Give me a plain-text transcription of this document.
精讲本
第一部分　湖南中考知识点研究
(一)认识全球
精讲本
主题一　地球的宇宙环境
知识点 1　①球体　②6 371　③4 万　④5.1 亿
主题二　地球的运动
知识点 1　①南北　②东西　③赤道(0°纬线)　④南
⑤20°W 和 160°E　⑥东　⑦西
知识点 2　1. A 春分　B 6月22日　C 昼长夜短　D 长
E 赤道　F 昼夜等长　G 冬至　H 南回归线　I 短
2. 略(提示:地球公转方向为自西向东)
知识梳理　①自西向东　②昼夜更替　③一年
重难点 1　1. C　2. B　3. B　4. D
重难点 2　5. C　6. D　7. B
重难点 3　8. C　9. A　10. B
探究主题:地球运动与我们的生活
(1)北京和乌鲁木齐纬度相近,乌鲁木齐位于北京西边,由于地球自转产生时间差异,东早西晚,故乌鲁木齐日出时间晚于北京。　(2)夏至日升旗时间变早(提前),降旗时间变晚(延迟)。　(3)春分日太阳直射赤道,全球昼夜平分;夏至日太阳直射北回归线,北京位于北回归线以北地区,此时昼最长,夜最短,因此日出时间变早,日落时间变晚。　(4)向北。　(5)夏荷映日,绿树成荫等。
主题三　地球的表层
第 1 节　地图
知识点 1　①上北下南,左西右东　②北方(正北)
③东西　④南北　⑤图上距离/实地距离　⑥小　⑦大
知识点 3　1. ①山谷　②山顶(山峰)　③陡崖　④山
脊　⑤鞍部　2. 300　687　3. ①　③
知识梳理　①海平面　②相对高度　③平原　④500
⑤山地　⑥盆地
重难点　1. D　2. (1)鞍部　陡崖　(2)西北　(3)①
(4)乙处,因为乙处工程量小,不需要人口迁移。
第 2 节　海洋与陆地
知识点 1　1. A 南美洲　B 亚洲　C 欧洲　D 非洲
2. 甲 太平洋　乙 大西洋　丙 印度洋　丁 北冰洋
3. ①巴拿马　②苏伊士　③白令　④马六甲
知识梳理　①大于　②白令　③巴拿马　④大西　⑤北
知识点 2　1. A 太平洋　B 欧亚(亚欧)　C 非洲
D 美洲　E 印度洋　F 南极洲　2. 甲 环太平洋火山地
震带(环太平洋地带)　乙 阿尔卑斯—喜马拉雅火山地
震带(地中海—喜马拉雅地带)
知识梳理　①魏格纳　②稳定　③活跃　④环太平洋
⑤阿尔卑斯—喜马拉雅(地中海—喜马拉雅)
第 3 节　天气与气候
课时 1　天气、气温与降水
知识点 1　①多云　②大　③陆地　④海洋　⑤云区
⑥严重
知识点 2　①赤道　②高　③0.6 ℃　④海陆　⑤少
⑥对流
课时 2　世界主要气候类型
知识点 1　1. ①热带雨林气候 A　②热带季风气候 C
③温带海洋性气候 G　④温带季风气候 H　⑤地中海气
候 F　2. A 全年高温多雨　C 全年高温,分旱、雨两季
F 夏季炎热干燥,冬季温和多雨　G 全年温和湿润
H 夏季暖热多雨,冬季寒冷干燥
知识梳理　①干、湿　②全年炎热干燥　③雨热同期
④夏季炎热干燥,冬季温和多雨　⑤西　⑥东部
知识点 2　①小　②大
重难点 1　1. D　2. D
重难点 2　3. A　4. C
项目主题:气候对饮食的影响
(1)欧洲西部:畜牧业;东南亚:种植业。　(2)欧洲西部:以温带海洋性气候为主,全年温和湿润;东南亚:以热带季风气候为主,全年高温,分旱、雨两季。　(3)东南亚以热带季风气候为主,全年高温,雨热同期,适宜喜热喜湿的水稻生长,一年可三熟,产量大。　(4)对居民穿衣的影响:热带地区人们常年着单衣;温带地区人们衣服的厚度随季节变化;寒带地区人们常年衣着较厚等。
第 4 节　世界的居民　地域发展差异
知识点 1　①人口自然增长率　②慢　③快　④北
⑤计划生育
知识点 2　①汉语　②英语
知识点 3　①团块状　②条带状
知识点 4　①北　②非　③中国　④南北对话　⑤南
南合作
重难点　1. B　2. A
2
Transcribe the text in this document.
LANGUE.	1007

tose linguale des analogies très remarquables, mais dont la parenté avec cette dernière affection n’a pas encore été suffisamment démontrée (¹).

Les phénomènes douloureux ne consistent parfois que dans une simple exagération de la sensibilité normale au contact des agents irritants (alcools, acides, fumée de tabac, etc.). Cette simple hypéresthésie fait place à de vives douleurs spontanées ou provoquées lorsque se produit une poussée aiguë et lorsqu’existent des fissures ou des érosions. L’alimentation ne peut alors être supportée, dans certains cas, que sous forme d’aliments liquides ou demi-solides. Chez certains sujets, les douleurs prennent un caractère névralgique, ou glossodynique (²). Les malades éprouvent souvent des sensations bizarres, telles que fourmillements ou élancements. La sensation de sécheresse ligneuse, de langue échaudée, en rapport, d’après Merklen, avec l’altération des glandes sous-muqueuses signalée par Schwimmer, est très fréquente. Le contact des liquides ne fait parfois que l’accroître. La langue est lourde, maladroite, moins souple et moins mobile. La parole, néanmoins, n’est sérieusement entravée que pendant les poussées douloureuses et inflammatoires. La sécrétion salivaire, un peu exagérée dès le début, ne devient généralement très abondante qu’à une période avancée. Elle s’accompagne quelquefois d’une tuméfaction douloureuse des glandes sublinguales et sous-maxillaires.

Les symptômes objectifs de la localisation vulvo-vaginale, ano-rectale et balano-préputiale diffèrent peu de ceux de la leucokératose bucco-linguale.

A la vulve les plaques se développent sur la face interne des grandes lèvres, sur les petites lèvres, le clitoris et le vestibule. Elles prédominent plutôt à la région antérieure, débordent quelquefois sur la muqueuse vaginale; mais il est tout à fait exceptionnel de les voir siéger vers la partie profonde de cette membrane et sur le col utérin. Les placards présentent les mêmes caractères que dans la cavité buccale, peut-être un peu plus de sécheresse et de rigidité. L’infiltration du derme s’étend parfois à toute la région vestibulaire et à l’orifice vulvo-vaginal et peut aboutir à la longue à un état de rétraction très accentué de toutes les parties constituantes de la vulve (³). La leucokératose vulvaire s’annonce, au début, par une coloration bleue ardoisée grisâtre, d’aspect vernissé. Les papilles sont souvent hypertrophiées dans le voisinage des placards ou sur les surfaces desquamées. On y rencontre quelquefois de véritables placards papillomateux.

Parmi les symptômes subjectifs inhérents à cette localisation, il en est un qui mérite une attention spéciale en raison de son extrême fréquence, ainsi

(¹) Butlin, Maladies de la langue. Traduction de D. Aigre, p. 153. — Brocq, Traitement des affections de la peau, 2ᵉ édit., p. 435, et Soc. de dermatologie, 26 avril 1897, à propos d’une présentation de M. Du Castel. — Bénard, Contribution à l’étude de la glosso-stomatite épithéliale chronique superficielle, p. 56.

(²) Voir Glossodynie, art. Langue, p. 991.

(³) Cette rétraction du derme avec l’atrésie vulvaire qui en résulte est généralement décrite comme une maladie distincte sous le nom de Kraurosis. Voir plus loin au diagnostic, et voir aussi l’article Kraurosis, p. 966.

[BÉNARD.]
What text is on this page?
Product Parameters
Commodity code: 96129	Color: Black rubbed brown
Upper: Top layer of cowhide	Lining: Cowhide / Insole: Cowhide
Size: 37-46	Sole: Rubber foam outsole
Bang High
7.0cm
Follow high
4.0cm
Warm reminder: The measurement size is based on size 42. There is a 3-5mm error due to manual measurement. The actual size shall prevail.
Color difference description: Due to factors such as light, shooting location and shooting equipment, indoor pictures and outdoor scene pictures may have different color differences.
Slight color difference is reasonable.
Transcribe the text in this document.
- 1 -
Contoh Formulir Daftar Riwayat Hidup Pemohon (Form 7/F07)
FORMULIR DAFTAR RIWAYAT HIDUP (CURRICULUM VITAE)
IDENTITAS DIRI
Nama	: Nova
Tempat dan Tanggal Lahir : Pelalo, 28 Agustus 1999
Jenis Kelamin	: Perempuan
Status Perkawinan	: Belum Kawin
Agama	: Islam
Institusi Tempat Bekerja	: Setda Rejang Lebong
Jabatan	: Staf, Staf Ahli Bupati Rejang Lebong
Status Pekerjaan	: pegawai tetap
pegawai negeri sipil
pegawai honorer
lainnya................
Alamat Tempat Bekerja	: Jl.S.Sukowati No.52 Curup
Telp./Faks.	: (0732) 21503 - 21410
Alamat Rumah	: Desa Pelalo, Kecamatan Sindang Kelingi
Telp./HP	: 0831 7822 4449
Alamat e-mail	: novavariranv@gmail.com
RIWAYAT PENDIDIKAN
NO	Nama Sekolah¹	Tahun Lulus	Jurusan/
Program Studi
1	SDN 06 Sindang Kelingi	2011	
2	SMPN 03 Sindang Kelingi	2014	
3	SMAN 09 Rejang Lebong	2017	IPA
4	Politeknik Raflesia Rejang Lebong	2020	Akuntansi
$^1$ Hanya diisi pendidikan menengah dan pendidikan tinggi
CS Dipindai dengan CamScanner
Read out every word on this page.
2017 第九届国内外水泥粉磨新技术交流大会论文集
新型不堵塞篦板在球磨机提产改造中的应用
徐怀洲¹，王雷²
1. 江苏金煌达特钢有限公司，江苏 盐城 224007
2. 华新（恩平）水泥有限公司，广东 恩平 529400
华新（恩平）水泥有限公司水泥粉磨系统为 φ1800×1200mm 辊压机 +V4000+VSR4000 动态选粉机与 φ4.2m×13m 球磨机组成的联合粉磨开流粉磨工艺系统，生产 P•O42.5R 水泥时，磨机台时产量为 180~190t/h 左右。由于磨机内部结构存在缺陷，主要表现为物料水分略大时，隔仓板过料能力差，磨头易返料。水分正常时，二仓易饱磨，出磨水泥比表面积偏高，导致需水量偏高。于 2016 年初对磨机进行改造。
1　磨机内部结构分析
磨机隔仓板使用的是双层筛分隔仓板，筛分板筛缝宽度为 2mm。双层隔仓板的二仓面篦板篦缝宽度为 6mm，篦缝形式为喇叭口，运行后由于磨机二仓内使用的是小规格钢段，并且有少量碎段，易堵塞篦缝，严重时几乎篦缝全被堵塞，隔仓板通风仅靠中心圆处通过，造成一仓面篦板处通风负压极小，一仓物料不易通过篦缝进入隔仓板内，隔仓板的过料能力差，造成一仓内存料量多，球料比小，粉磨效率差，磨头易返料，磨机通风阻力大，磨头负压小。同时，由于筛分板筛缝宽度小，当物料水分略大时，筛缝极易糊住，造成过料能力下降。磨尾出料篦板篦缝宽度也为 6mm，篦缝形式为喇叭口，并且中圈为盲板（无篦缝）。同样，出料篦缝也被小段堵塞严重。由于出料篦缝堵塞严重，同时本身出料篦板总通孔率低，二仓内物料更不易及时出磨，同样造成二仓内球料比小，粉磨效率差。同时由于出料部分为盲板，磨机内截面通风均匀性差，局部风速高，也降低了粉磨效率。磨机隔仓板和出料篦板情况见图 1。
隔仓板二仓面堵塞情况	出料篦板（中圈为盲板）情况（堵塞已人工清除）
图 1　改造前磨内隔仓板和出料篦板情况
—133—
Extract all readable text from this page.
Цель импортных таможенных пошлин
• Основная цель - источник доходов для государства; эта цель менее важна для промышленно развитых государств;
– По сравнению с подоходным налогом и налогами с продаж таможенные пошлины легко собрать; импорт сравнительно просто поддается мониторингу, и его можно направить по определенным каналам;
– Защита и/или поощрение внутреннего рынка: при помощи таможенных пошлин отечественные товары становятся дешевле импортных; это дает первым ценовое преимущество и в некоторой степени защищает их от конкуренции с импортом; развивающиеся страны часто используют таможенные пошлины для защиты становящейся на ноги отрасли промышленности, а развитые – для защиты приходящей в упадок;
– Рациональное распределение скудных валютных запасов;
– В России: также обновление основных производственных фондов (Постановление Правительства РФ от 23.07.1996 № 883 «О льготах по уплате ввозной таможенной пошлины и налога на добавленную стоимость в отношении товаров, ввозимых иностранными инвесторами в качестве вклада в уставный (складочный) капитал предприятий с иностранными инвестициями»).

▶ [Problem description]: Every line from the one containing "Extract all readable text from this page." through the last line must be copied exactly; leave out the rest.

▶ [Solution for this task]:
Extract all readable text from this page.
Цель импортных таможенных пошлин
• Основная цель - источник доходов для государства; эта цель менее важна для промышленно развитых государств;
– По сравнению с подоходным налогом и налогами с продаж таможенные пошлины легко собрать; импорт сравнительно просто поддается мониторингу, и его можно направить по определенным каналам;
– Защита и/или поощрение внутреннего рынка: при помощи таможенных пошлин отечественные товары становятся дешевле импортных; это дает первым ценовое преимущество и в некоторой степени защищает их от конкуренции с импортом; развивающиеся страны часто используют таможенные пошлины для защиты становящейся на ноги отрасли промышленности, а развитые – для защиты приходящей в упадок;
– Рациональное распределение скудных валютных запасов;
– В России: также обновление основных производственных фондов (Постановление Правительства РФ от 23.07.1996 № 883 «О льготах по уплате ввозной таможенной пошлины и налога на добавленную стоимость в отношении товаров, ввозимых иностранными инвесторами в качестве вклада в уставный (складочный) капитал предприятий с иностранными инвестициями»).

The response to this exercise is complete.